** START OF Working data **

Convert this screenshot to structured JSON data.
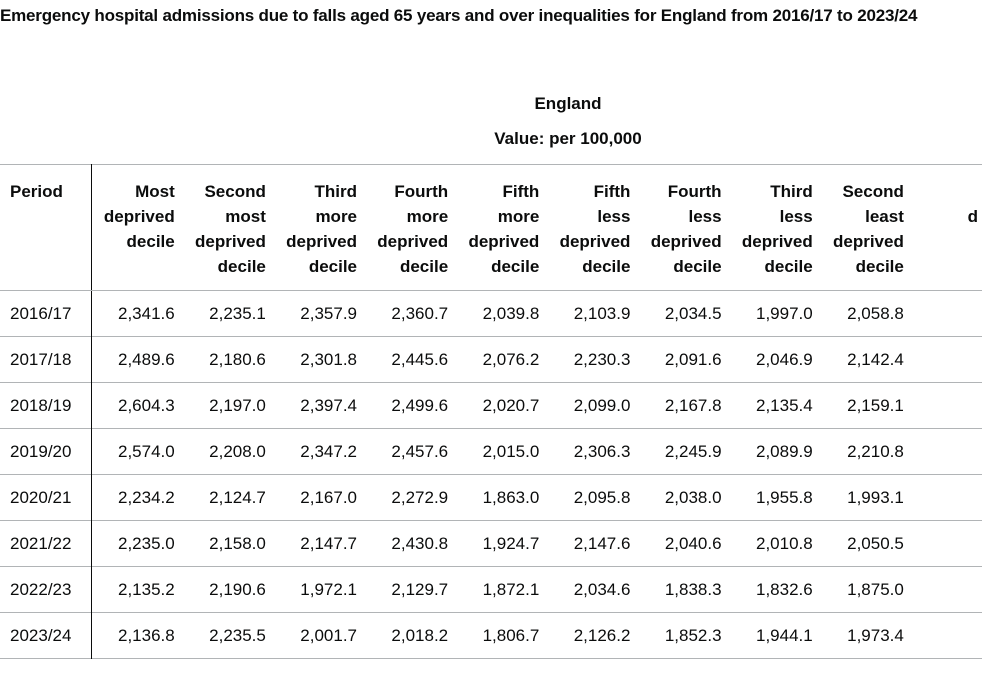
{
  "title": "Emergency hospital admissions due to falls aged 65 years and over inequalities for England from 2016/17 to 2023/24",
  "area": "England",
  "measure": "Value: per 100,000",
  "columns": [
    {
      "lines": [
        "Period"
      ]
    },
    {
      "lines": [
        "Most",
        "deprived",
        "decile"
      ]
    },
    {
      "lines": [
        "Second",
        "most",
        "deprived",
        "decile"
      ]
    },
    {
      "lines": [
        "Third",
        "more",
        "deprived",
        "decile"
      ]
    },
    {
      "lines": [
        "Fourth",
        "more",
        "deprived",
        "decile"
      ]
    },
    {
      "lines": [
        "Fifth",
        "more",
        "deprived",
        "decile"
      ]
    },
    {
      "lines": [
        "Fifth",
        "less",
        "deprived",
        "decile"
      ]
    },
    {
      "lines": [
        "Fourth",
        "less",
        "deprived",
        "decile"
      ]
    },
    {
      "lines": [
        "Third",
        "less",
        "deprived",
        "decile"
      ]
    },
    {
      "lines": [
        "Second",
        "least",
        "deprived",
        "decile"
      ]
    },
    {
      "lines": [
        "",
        "d"
      ]
    }
  ],
  "rows": [
    {
      "period": "2016/17",
      "values": [
        "2,341.6",
        "2,235.1",
        "2,357.9",
        "2,360.7",
        "2,039.8",
        "2,103.9",
        "2,034.5",
        "1,997.0",
        "2,058.8"
      ]
    },
    {
      "period": "2017/18",
      "values": [
        "2,489.6",
        "2,180.6",
        "2,301.8",
        "2,445.6",
        "2,076.2",
        "2,230.3",
        "2,091.6",
        "2,046.9",
        "2,142.4"
      ]
    },
    {
      "period": "2018/19",
      "values": [
        "2,604.3",
        "2,197.0",
        "2,397.4",
        "2,499.6",
        "2,020.7",
        "2,099.0",
        "2,167.8",
        "2,135.4",
        "2,159.1"
      ]
    },
    {
      "period": "2019/20",
      "values": [
        "2,574.0",
        "2,208.0",
        "2,347.2",
        "2,457.6",
        "2,015.0",
        "2,306.3",
        "2,245.9",
        "2,089.9",
        "2,210.8"
      ]
    },
    {
      "period": "2020/21",
      "values": [
        "2,234.2",
        "2,124.7",
        "2,167.0",
        "2,272.9",
        "1,863.0",
        "2,095.8",
        "2,038.0",
        "1,955.8",
        "1,993.1"
      ]
    },
    {
      "period": "2021/22",
      "values": [
        "2,235.0",
        "2,158.0",
        "2,147.7",
        "2,430.8",
        "1,924.7",
        "2,147.6",
        "2,040.6",
        "2,010.8",
        "2,050.5"
      ]
    },
    {
      "period": "2022/23",
      "values": [
        "2,135.2",
        "2,190.6",
        "1,972.1",
        "2,129.7",
        "1,872.1",
        "2,034.6",
        "1,838.3",
        "1,832.6",
        "1,875.0"
      ]
    },
    {
      "period": "2023/24",
      "values": [
        "2,136.8",
        "2,235.5",
        "2,001.7",
        "2,018.2",
        "1,806.7",
        "2,126.2",
        "1,852.3",
        "1,944.1",
        "1,973.4"
      ]
    }
  ]
}
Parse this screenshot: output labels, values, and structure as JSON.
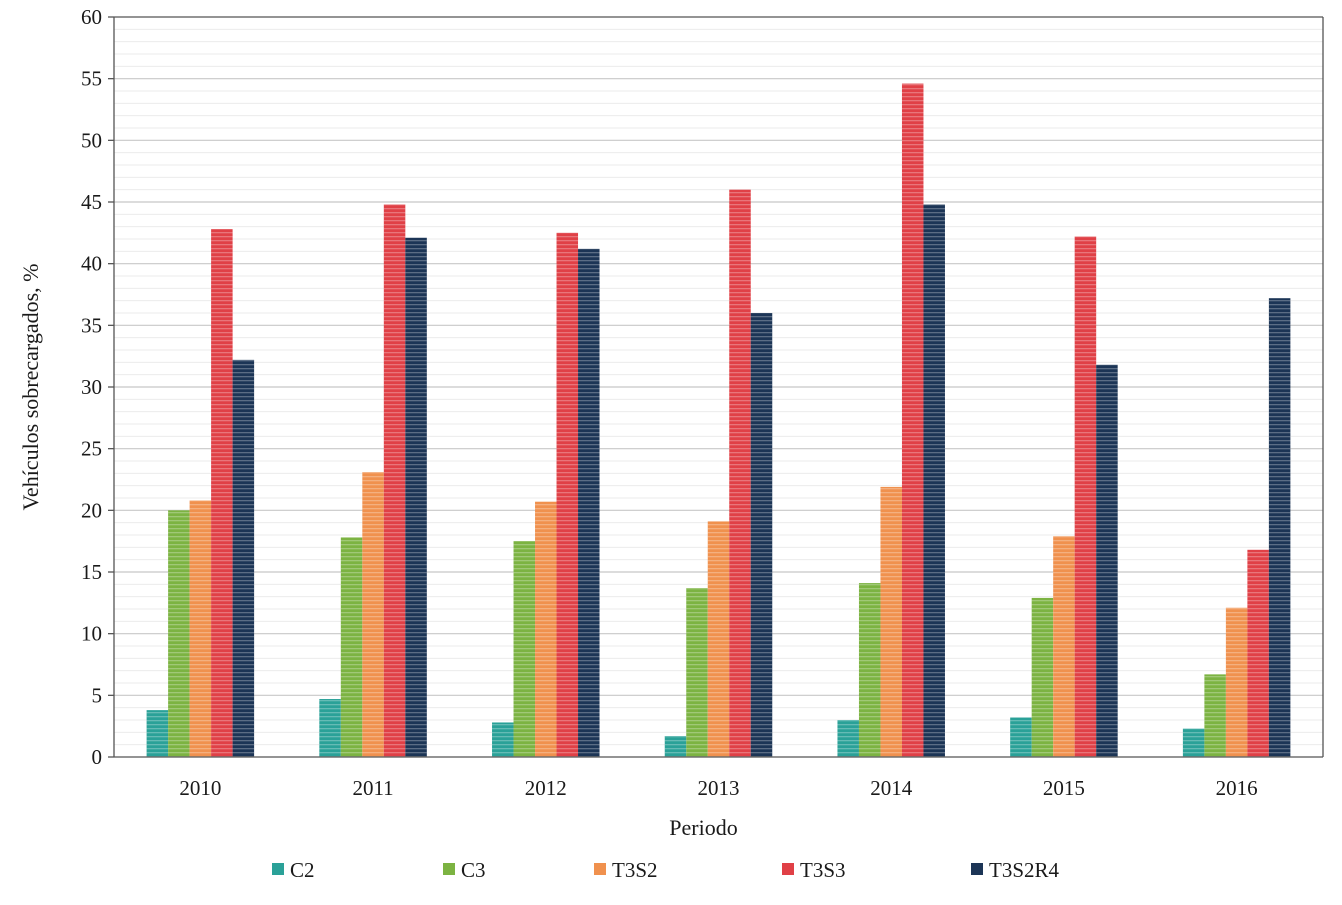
{
  "chart_data": {
    "type": "bar",
    "title": "",
    "xlabel": "Periodo",
    "ylabel": "Vehículos sobrecargados, %",
    "ylim": [
      0,
      60
    ],
    "yticks": [
      0,
      5,
      10,
      15,
      20,
      25,
      30,
      35,
      40,
      45,
      50,
      55,
      60
    ],
    "grid": true,
    "legend_position": "bottom",
    "categories": [
      "2010",
      "2011",
      "2012",
      "2013",
      "2014",
      "2015",
      "2016"
    ],
    "series": [
      {
        "name": "C2",
        "color": "#2aa198",
        "values": [
          3.8,
          4.7,
          2.8,
          1.7,
          3.0,
          3.2,
          2.3
        ]
      },
      {
        "name": "C3",
        "color": "#7cb342",
        "values": [
          20.0,
          17.8,
          17.5,
          13.7,
          14.1,
          12.9,
          6.7
        ]
      },
      {
        "name": "T3S2",
        "color": "#f0914e",
        "values": [
          20.8,
          23.1,
          20.7,
          19.1,
          21.9,
          17.9,
          12.1
        ]
      },
      {
        "name": "T3S3",
        "color": "#e04046",
        "values": [
          42.8,
          44.8,
          42.5,
          46.0,
          54.6,
          42.2,
          16.8
        ]
      },
      {
        "name": "T3S2R4",
        "color": "#1c3556",
        "values": [
          32.2,
          42.1,
          41.2,
          36.0,
          44.8,
          31.8,
          37.2
        ]
      }
    ]
  }
}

** END OF Working data **

Output all of the data exactly as it stands, minus any images.

Task response:
Convert this screenshot to structured JSON data.
{
  "title": "Emergency hospital admissions due to falls aged 65 years and over inequalities for England from 2016/17 to 2023/24",
  "area": "England",
  "measure": "Value: per 100,000",
  "columns": [
    {
      "lines": [
        "Period"
      ]
    },
    {
      "lines": [
        "Most",
        "deprived",
        "decile"
      ]
    },
    {
      "lines": [
        "Second",
        "most",
        "deprived",
        "decile"
      ]
    },
    {
      "lines": [
        "Third",
        "more",
        "deprived",
        "decile"
      ]
    },
    {
      "lines": [
        "Fourth",
        "more",
        "deprived",
        "decile"
      ]
    },
    {
      "lines": [
        "Fifth",
        "more",
        "deprived",
        "decile"
      ]
    },
    {
      "lines": [
        "Fifth",
        "less",
        "deprived",
        "decile"
      ]
    },
    {
      "lines": [
        "Fourth",
        "less",
        "deprived",
        "decile"
      ]
    },
    {
      "lines": [
        "Third",
        "less",
        "deprived",
        "decile"
      ]
    },
    {
      "lines": [
        "Second",
        "least",
        "deprived",
        "decile"
      ]
    },
    {
      "lines": [
        "",
        "d"
      ]
    }
  ],
  "rows": [
    {
      "period": "2016/17",
      "values": [
        "2,341.6",
        "2,235.1",
        "2,357.9",
        "2,360.7",
        "2,039.8",
        "2,103.9",
        "2,034.5",
        "1,997.0",
        "2,058.8"
      ]
    },
    {
      "period": "2017/18",
      "values": [
        "2,489.6",
        "2,180.6",
        "2,301.8",
        "2,445.6",
        "2,076.2",
        "2,230.3",
        "2,091.6",
        "2,046.9",
        "2,142.4"
      ]
    },
    {
      "period": "2018/19",
      "values": [
        "2,604.3",
        "2,197.0",
        "2,397.4",
        "2,499.6",
        "2,020.7",
        "2,099.0",
        "2,167.8",
        "2,135.4",
        "2,159.1"
      ]
    },
    {
      "period": "2019/20",
      "values": [
        "2,574.0",
        "2,208.0",
        "2,347.2",
        "2,457.6",
        "2,015.0",
        "2,306.3",
        "2,245.9",
        "2,089.9",
        "2,210.8"
      ]
    },
    {
      "period": "2020/21",
      "values": [
        "2,234.2",
        "2,124.7",
        "2,167.0",
        "2,272.9",
        "1,863.0",
        "2,095.8",
        "2,038.0",
        "1,955.8",
        "1,993.1"
      ]
    },
    {
      "period": "2021/22",
      "values": [
        "2,235.0",
        "2,158.0",
        "2,147.7",
        "2,430.8",
        "1,924.7",
        "2,147.6",
        "2,040.6",
        "2,010.8",
        "2,050.5"
      ]
    },
    {
      "period": "2022/23",
      "values": [
        "2,135.2",
        "2,190.6",
        "1,972.1",
        "2,129.7",
        "1,872.1",
        "2,034.6",
        "1,838.3",
        "1,832.6",
        "1,875.0"
      ]
    },
    {
      "period": "2023/24",
      "values": [
        "2,136.8",
        "2,235.5",
        "2,001.7",
        "2,018.2",
        "1,806.7",
        "2,126.2",
        "1,852.3",
        "1,944.1",
        "1,973.4"
      ]
    }
  ]
}
Parse this screenshot: output labels, values, and structure as JSON.
{
  "chart_data": {
    "type": "bar",
    "title": "",
    "xlabel": "Periodo",
    "ylabel": "Vehículos sobrecargados, %",
    "ylim": [
      0,
      60
    ],
    "yticks": [
      0,
      5,
      10,
      15,
      20,
      25,
      30,
      35,
      40,
      45,
      50,
      55,
      60
    ],
    "grid": true,
    "legend_position": "bottom",
    "categories": [
      "2010",
      "2011",
      "2012",
      "2013",
      "2014",
      "2015",
      "2016"
    ],
    "series": [
      {
        "name": "C2",
        "color": "#2aa198",
        "values": [
          3.8,
          4.7,
          2.8,
          1.7,
          3.0,
          3.2,
          2.3
        ]
      },
      {
        "name": "C3",
        "color": "#7cb342",
        "values": [
          20.0,
          17.8,
          17.5,
          13.7,
          14.1,
          12.9,
          6.7
        ]
      },
      {
        "name": "T3S2",
        "color": "#f0914e",
        "values": [
          20.8,
          23.1,
          20.7,
          19.1,
          21.9,
          17.9,
          12.1
        ]
      },
      {
        "name": "T3S3",
        "color": "#e04046",
        "values": [
          42.8,
          44.8,
          42.5,
          46.0,
          54.6,
          42.2,
          16.8
        ]
      },
      {
        "name": "T3S2R4",
        "color": "#1c3556",
        "values": [
          32.2,
          42.1,
          41.2,
          36.0,
          44.8,
          31.8,
          37.2
        ]
      }
    ]
  }
}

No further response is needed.